## Task brief
Restate the listing below word for word, omitting any images.

— BEGIN —

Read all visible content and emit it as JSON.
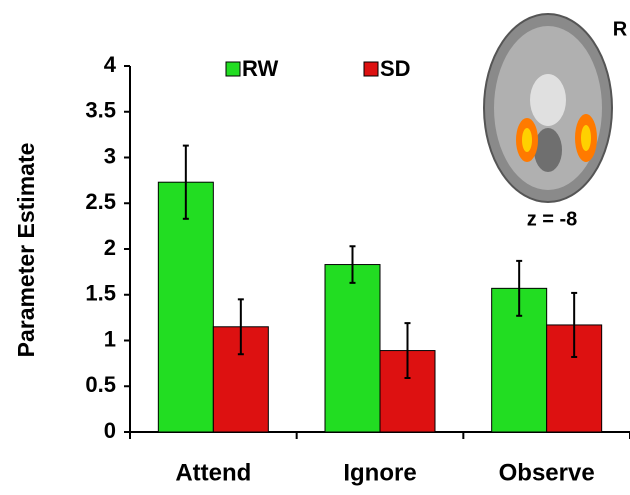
{
  "chart_data": {
    "type": "bar",
    "y_label": "Parameter Estimate",
    "categories": [
      "Attend",
      "Ignore",
      "Observe"
    ],
    "series": [
      {
        "name": "RW",
        "color": "#22dd22",
        "values": [
          2.73,
          1.83,
          1.57
        ],
        "errors": [
          0.4,
          0.2,
          0.3
        ]
      },
      {
        "name": "SD",
        "color": "#dd1111",
        "values": [
          1.15,
          0.89,
          1.17
        ],
        "errors": [
          0.3,
          0.3,
          0.35
        ]
      }
    ],
    "ylim": [
      0,
      4
    ],
    "yticks": [
      0,
      0.5,
      1,
      1.5,
      2,
      2.5,
      3,
      3.5,
      4
    ],
    "annotations": [
      "R",
      "z = -8"
    ]
  }
}
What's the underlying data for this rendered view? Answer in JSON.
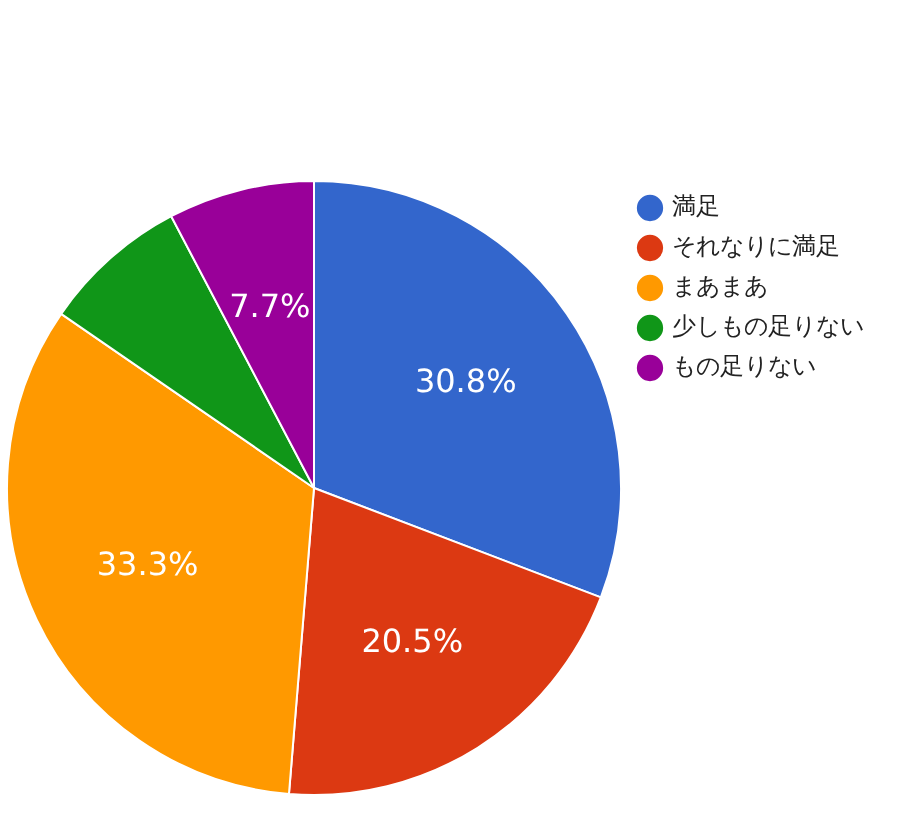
{
  "chart_data": {
    "type": "pie",
    "categories": [
      "満足",
      "それなりに満足",
      "まあまあ",
      "少しもの足りない",
      "もの足りない"
    ],
    "values": [
      30.8,
      20.5,
      33.3,
      7.7,
      7.7
    ],
    "colors": [
      "#3366cc",
      "#dc3912",
      "#ff9900",
      "#109618",
      "#990099"
    ],
    "value_labels": [
      "30.8%",
      "20.5%",
      "33.3%",
      null,
      "7.7%"
    ],
    "legend": "top right"
  }
}
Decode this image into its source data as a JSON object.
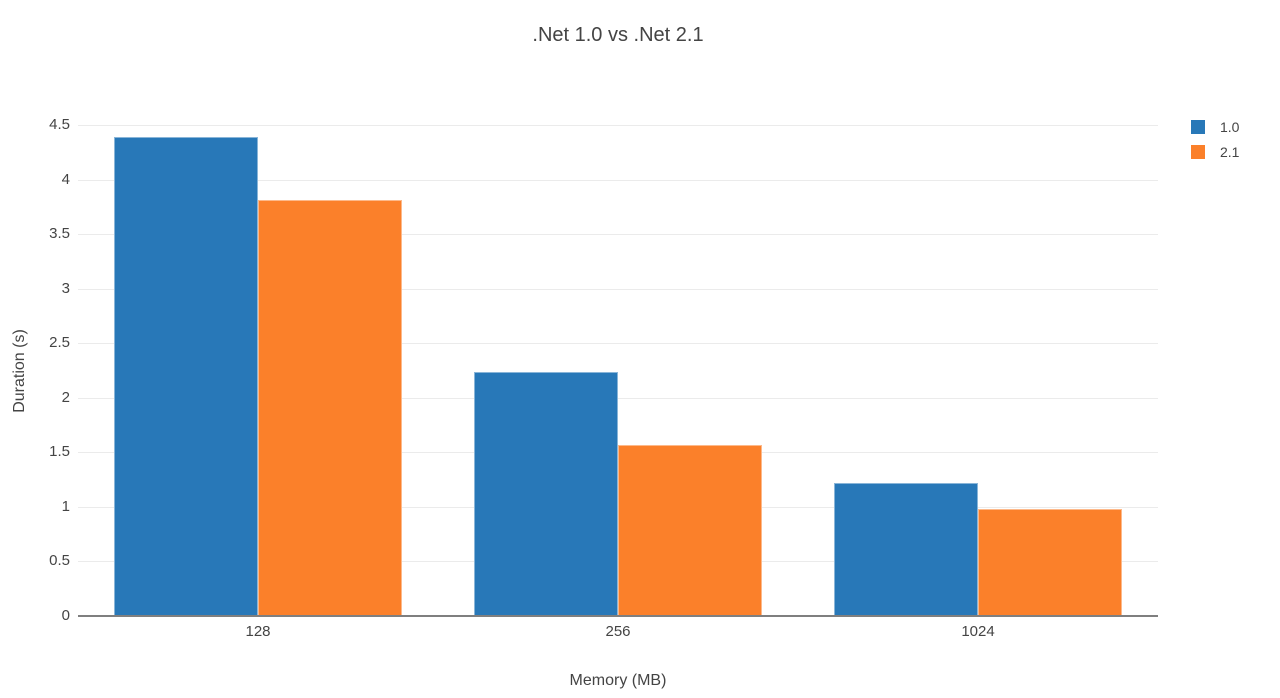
{
  "title": ".Net 1.0 vs .Net 2.1",
  "axes": {
    "x_title": "Memory (MB)",
    "y_title": "Duration (s)",
    "y_ticks": [
      "0",
      "0.5",
      "1",
      "1.5",
      "2",
      "2.5",
      "3",
      "3.5",
      "4",
      "4.5"
    ],
    "x_ticks": [
      "128",
      "256",
      "1024"
    ]
  },
  "legend": {
    "items": [
      {
        "label": "1.0",
        "color": "#2878b8"
      },
      {
        "label": "2.1",
        "color": "#fb802a"
      }
    ]
  },
  "colors": {
    "series_1_blue": "#2878b8",
    "series_2_orange": "#fb802a",
    "gridline": "#ebebeb",
    "axis_line": "#7f7f7f",
    "text": "#444444",
    "background": "#ffffff"
  },
  "chart_data": {
    "type": "bar",
    "title": ".Net 1.0 vs .Net 2.1",
    "xlabel": "Memory (MB)",
    "ylabel": "Duration (s)",
    "categories": [
      "128",
      "256",
      "1024"
    ],
    "series": [
      {
        "name": "1.0",
        "color": "#2878b8",
        "values": [
          4.39,
          2.24,
          1.22
        ]
      },
      {
        "name": "2.1",
        "color": "#fb802a",
        "values": [
          3.81,
          1.57,
          0.98
        ]
      }
    ],
    "ylim": [
      0,
      4.5
    ],
    "ytick_step": 0.5,
    "grid": true,
    "legend_position": "top-right"
  }
}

— END —

## Response to the task
Read all visible content and emit it as JSON.
{
  "chart_data": {
    "type": "bar",
    "y_label": "Parameter Estimate",
    "categories": [
      "Attend",
      "Ignore",
      "Observe"
    ],
    "series": [
      {
        "name": "RW",
        "color": "#22dd22",
        "values": [
          2.73,
          1.83,
          1.57
        ],
        "errors": [
          0.4,
          0.2,
          0.3
        ]
      },
      {
        "name": "SD",
        "color": "#dd1111",
        "values": [
          1.15,
          0.89,
          1.17
        ],
        "errors": [
          0.3,
          0.3,
          0.35
        ]
      }
    ],
    "ylim": [
      0,
      4
    ],
    "yticks": [
      0,
      0.5,
      1,
      1.5,
      2,
      2.5,
      3,
      3.5,
      4
    ],
    "annotations": [
      "R",
      "z = -8"
    ]
  }
}
What's the underlying data for this rendered view? Answer in JSON.
{
  "chart_data": {
    "type": "pie",
    "categories": [
      "満足",
      "それなりに満足",
      "まあまあ",
      "少しもの足りない",
      "もの足りない"
    ],
    "values": [
      30.8,
      20.5,
      33.3,
      7.7,
      7.7
    ],
    "colors": [
      "#3366cc",
      "#dc3912",
      "#ff9900",
      "#109618",
      "#990099"
    ],
    "value_labels": [
      "30.8%",
      "20.5%",
      "33.3%",
      null,
      "7.7%"
    ],
    "legend": "top right"
  }
}
Decode this image into its source data as a JSON object.
{
  "title": ".Net 1.0 vs .Net 2.1",
  "axes": {
    "x_title": "Memory (MB)",
    "y_title": "Duration (s)",
    "y_ticks": [
      "0",
      "0.5",
      "1",
      "1.5",
      "2",
      "2.5",
      "3",
      "3.5",
      "4",
      "4.5"
    ],
    "x_ticks": [
      "128",
      "256",
      "1024"
    ]
  },
  "legend": {
    "items": [
      {
        "label": "1.0",
        "color": "#2878b8"
      },
      {
        "label": "2.1",
        "color": "#fb802a"
      }
    ]
  },
  "colors": {
    "series_1_blue": "#2878b8",
    "series_2_orange": "#fb802a",
    "gridline": "#ebebeb",
    "axis_line": "#7f7f7f",
    "text": "#444444",
    "background": "#ffffff"
  },
  "chart_data": {
    "type": "bar",
    "title": ".Net 1.0 vs .Net 2.1",
    "xlabel": "Memory (MB)",
    "ylabel": "Duration (s)",
    "categories": [
      "128",
      "256",
      "1024"
    ],
    "series": [
      {
        "name": "1.0",
        "color": "#2878b8",
        "values": [
          4.39,
          2.24,
          1.22
        ]
      },
      {
        "name": "2.1",
        "color": "#fb802a",
        "values": [
          3.81,
          1.57,
          0.98
        ]
      }
    ],
    "ylim": [
      0,
      4.5
    ],
    "ytick_step": 0.5,
    "grid": true,
    "legend_position": "top-right"
  }
}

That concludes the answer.